INSTRUCTIONS TO FOLLOW:
Output the material below unchanged, apart from leaving out the pictures.

>> Begin MATERIAL SUPPLIED

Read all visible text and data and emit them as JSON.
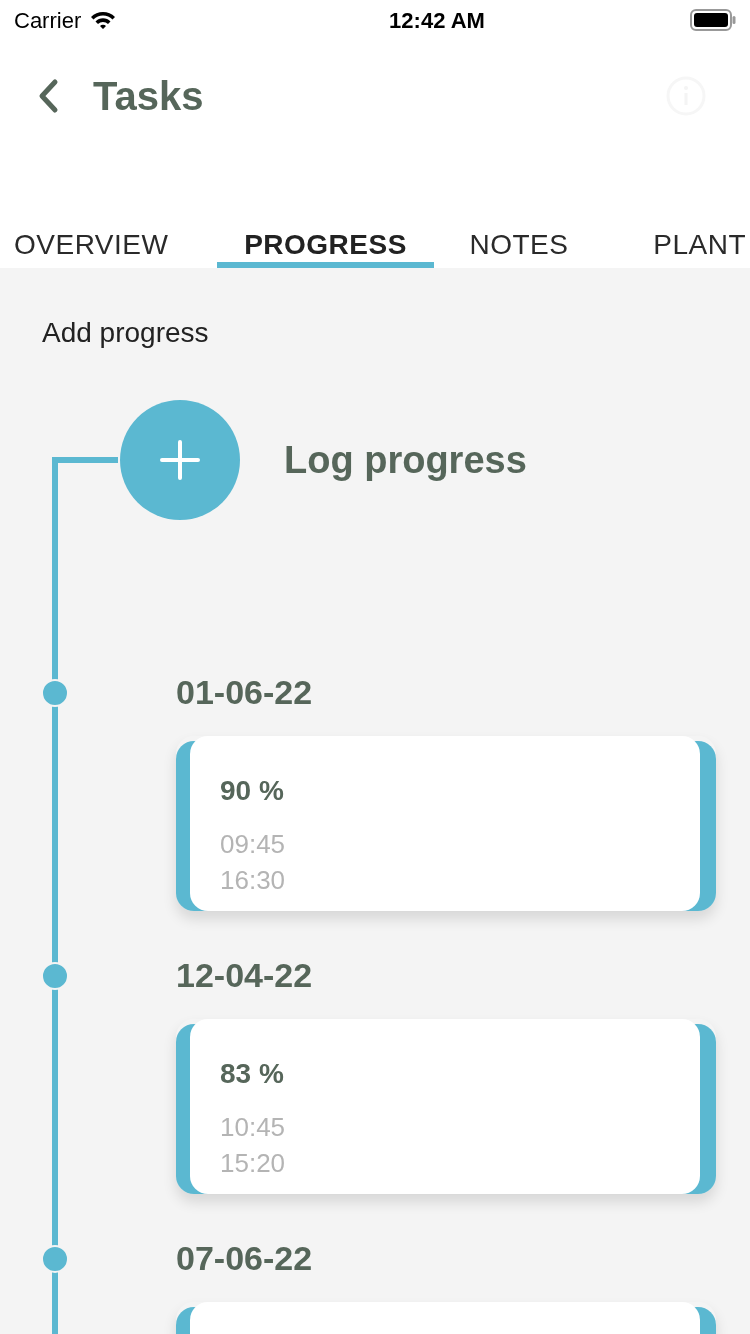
{
  "status_bar": {
    "carrier": "Carrier",
    "time": "12:42 AM"
  },
  "nav": {
    "title": "Tasks"
  },
  "tabs": [
    {
      "label": "OVERVIEW",
      "selected": false
    },
    {
      "label": "PROGRESS",
      "selected": true
    },
    {
      "label": "NOTES",
      "selected": false
    },
    {
      "label": "PLANT",
      "selected": false
    }
  ],
  "section_title": "Add progress",
  "log_button": {
    "label": "Log progress"
  },
  "entries": [
    {
      "date": "01-06-22",
      "percent": "90 %",
      "start": "09:45",
      "end": "16:30"
    },
    {
      "date": "12-04-22",
      "percent": "83 %",
      "start": "10:45",
      "end": "15:20"
    },
    {
      "date": "07-06-22"
    }
  ]
}
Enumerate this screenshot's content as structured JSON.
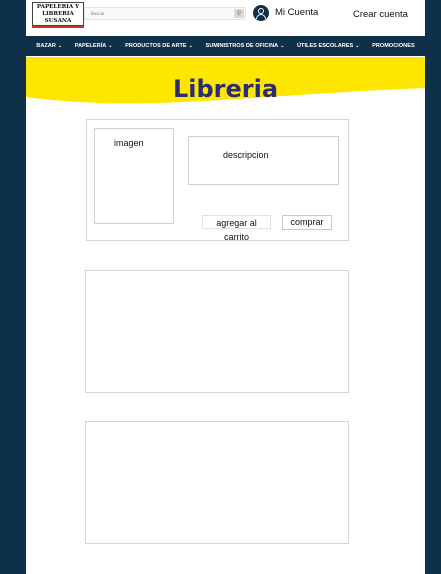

>> End MATERIAL SUPPLIED

ANSWER TO THE TASK:
Read all visible text and data and emit them as JSON.
{
  "status_bar": {
    "carrier": "Carrier",
    "time": "12:42 AM"
  },
  "nav": {
    "title": "Tasks"
  },
  "tabs": [
    {
      "label": "OVERVIEW",
      "selected": false
    },
    {
      "label": "PROGRESS",
      "selected": true
    },
    {
      "label": "NOTES",
      "selected": false
    },
    {
      "label": "PLANT",
      "selected": false
    }
  ],
  "section_title": "Add progress",
  "log_button": {
    "label": "Log progress"
  },
  "entries": [
    {
      "date": "01-06-22",
      "percent": "90 %",
      "start": "09:45",
      "end": "16:30"
    },
    {
      "date": "12-04-22",
      "percent": "83 %",
      "start": "10:45",
      "end": "15:20"
    },
    {
      "date": "07-06-22"
    }
  ]
}
Enumerate this screenshot's content as structured JSON.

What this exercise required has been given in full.